— start RECORDS SUPPLIED —

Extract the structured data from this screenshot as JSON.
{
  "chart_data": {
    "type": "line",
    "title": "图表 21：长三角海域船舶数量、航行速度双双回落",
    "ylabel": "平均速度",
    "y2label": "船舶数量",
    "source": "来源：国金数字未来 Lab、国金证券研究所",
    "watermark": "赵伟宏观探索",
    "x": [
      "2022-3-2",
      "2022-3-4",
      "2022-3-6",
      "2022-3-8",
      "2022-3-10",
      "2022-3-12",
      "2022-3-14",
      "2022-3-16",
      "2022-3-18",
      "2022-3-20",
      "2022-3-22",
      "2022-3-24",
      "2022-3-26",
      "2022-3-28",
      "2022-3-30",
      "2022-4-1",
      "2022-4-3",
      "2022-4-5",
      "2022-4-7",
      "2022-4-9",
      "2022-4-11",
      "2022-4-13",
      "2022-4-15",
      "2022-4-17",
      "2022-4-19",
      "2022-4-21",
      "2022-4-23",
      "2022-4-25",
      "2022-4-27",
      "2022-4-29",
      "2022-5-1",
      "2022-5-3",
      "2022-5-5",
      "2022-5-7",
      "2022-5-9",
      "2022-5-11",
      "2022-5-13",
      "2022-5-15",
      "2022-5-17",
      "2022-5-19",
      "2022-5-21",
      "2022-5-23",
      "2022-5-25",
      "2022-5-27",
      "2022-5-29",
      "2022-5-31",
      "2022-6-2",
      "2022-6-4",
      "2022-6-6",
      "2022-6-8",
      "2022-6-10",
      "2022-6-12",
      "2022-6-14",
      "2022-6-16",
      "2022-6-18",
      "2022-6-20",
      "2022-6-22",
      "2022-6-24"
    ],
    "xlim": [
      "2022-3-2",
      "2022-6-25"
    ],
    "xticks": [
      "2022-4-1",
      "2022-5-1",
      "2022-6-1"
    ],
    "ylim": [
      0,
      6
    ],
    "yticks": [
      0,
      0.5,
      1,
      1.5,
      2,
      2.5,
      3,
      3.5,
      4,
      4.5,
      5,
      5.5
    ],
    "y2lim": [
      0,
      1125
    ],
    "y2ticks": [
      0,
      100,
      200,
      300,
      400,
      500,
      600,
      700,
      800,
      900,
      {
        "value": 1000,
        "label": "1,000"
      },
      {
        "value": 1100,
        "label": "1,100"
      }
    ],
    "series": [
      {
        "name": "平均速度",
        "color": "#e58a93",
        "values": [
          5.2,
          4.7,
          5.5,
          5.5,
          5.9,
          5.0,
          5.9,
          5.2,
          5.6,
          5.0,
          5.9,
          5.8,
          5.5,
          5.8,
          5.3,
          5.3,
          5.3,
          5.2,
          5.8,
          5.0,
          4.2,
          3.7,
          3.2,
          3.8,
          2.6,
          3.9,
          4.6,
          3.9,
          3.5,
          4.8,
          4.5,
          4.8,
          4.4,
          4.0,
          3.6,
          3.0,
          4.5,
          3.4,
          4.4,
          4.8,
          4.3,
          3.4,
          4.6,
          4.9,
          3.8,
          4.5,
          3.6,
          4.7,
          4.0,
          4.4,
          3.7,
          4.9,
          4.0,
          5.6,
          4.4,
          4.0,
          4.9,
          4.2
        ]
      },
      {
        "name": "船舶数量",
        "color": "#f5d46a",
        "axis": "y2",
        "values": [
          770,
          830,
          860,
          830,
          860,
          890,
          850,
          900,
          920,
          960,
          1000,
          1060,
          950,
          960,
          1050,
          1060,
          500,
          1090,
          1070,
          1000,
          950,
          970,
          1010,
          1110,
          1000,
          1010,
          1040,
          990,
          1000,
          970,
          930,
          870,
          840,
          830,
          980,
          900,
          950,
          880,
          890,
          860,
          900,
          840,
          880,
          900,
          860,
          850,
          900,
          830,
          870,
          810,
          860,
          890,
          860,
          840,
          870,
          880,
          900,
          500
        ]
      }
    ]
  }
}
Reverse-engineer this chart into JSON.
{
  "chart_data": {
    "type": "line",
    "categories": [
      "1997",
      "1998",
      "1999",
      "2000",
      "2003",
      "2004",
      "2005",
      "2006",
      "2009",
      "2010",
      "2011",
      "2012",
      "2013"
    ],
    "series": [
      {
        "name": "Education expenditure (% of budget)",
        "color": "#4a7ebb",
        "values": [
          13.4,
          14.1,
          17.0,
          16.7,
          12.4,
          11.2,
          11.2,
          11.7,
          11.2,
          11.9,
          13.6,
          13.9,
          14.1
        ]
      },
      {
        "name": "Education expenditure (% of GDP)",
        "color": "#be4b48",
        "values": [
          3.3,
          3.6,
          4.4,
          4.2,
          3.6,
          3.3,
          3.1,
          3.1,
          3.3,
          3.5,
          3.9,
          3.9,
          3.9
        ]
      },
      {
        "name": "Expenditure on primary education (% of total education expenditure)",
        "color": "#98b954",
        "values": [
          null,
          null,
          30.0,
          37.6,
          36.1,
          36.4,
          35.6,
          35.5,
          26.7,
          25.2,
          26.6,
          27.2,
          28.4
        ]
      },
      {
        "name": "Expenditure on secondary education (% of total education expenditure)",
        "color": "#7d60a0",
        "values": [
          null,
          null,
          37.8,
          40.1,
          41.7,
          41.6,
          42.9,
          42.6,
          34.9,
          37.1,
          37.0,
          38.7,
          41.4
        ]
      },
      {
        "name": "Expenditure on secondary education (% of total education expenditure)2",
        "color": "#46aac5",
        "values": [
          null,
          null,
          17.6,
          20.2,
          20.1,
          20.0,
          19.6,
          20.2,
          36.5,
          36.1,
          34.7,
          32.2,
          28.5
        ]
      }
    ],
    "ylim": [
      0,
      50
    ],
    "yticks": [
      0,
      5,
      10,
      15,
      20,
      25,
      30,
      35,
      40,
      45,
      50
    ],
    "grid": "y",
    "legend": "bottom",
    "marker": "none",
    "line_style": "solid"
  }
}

— end RECORDS SUPPLIED —

BRIEF:
In the material above, show every line where the word "name" turns up.

COMPLETE RESPONSE:
        "name": "平均速度",
        "name": "船舶数量",
        "name": "Education expenditure (% of budget)",
        "name": "Education expenditure (% of GDP)",
        "name": "Expenditure on primary education (% of total education expenditure)",
        "name": "Expenditure on secondary education (% of total education expenditure)",
        "name": "Expenditure on secondary education (% of total education expenditure)2",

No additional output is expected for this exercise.